*Records shown*
== == ==
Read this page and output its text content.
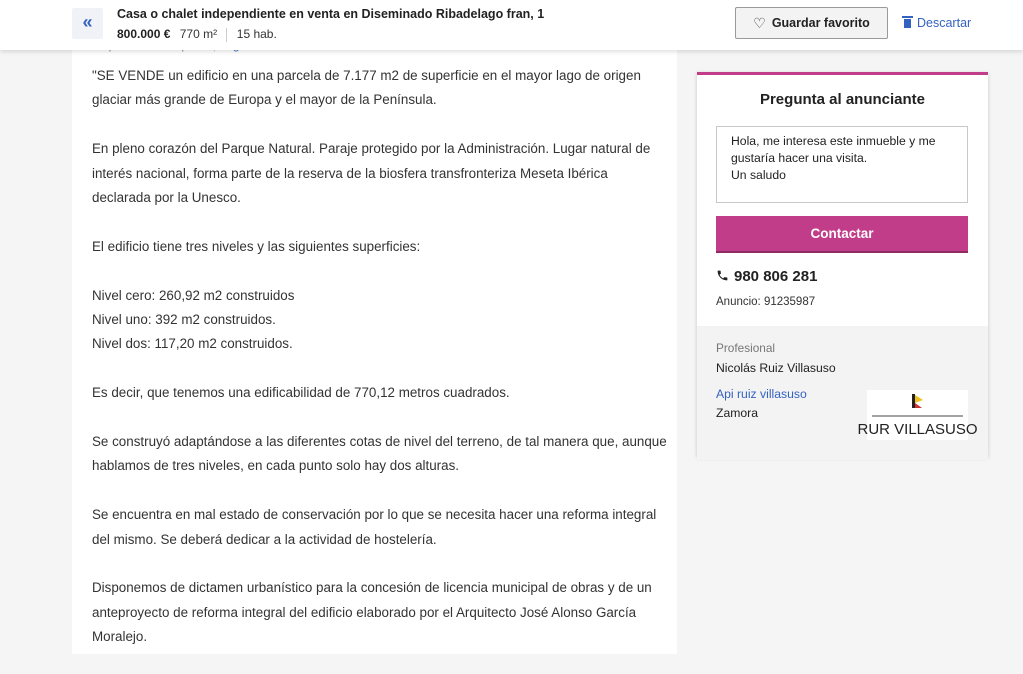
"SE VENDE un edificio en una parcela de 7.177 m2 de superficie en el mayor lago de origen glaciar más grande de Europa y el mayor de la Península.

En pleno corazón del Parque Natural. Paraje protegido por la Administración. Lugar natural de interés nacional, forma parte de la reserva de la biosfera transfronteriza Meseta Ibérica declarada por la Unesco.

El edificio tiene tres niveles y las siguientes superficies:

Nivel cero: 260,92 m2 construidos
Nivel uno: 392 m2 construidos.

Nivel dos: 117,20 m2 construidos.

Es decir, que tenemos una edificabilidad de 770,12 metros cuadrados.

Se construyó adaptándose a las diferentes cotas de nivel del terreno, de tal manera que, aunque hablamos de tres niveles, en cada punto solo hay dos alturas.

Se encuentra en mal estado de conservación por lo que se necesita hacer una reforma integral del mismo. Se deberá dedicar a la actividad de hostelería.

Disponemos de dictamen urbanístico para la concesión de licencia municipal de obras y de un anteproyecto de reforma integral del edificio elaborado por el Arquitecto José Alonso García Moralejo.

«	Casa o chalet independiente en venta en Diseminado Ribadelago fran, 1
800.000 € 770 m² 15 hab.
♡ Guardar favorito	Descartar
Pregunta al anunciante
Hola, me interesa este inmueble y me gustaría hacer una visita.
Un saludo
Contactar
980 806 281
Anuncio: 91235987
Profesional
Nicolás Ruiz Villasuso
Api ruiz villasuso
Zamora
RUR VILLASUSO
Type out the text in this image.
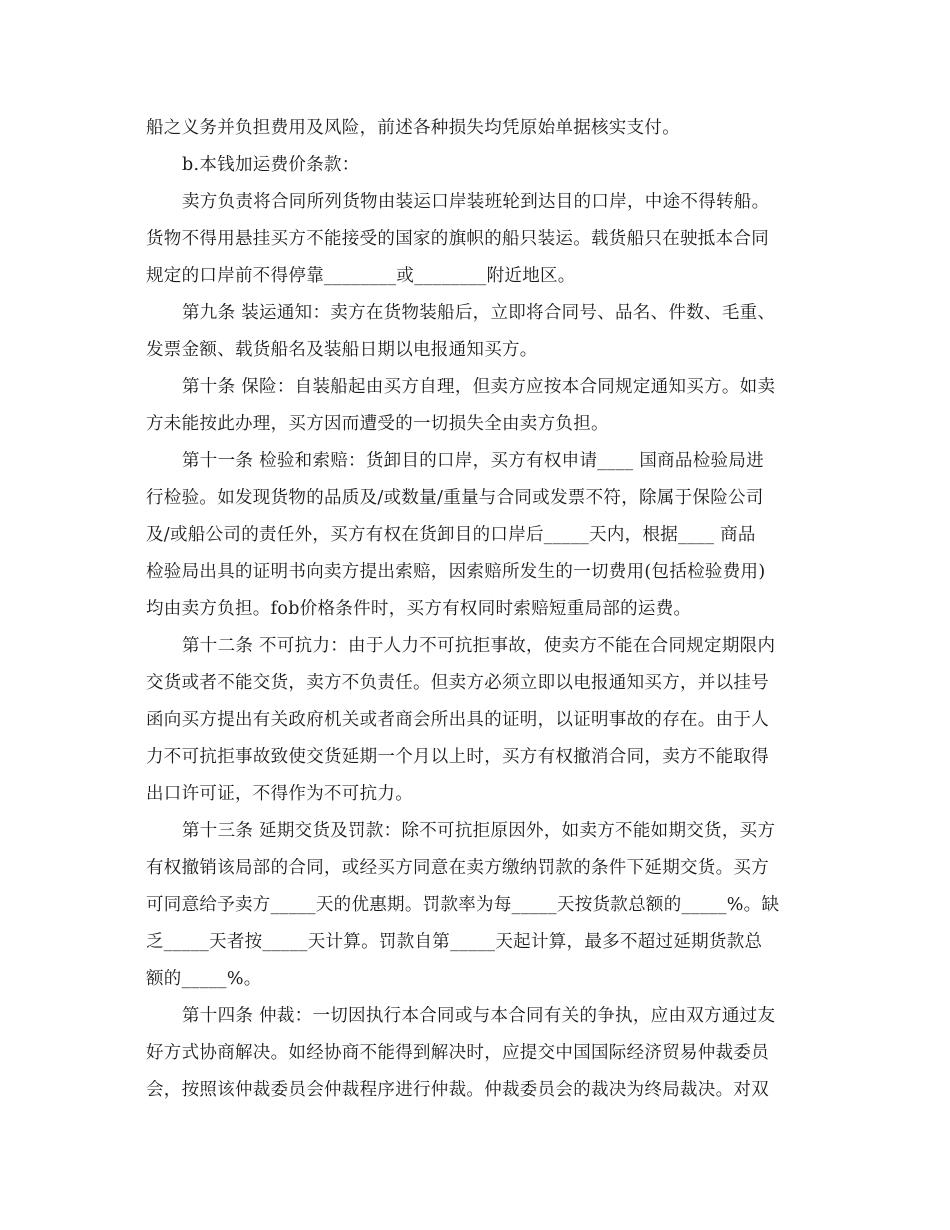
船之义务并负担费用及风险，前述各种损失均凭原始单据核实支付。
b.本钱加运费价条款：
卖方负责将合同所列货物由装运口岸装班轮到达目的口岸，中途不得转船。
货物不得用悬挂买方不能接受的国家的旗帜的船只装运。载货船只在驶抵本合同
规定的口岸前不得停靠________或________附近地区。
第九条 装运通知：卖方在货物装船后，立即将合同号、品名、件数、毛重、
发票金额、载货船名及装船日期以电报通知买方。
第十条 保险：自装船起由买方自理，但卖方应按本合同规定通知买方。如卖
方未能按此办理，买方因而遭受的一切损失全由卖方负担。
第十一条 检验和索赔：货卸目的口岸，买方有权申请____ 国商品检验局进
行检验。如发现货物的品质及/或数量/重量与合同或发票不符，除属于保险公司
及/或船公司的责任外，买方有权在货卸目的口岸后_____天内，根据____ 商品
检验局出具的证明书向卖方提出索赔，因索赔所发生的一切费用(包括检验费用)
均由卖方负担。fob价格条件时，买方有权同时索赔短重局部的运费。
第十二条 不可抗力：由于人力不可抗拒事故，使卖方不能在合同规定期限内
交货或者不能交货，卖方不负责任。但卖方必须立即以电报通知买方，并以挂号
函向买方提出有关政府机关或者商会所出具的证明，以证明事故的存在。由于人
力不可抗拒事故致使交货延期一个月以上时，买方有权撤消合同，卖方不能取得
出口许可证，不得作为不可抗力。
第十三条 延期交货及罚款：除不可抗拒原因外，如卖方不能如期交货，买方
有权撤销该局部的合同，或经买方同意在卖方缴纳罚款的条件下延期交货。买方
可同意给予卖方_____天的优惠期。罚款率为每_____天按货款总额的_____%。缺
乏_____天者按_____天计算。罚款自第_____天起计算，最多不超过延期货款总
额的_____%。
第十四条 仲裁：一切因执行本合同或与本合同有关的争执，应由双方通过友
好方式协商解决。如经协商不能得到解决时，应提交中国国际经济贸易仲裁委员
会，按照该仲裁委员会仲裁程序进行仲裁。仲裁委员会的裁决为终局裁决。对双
== == ==
*What needs to be done*
Filter the entries down to the lines containing "hacer". Copy each of those lines.

*Solution to the exercise*
Se encuentra en mal estado de conservación por lo que se necesita hacer una reforma integral del mismo. Se deberá dedicar a la actividad de hostelería.
Hola, me interesa este inmueble y me gustaría hacer una visita.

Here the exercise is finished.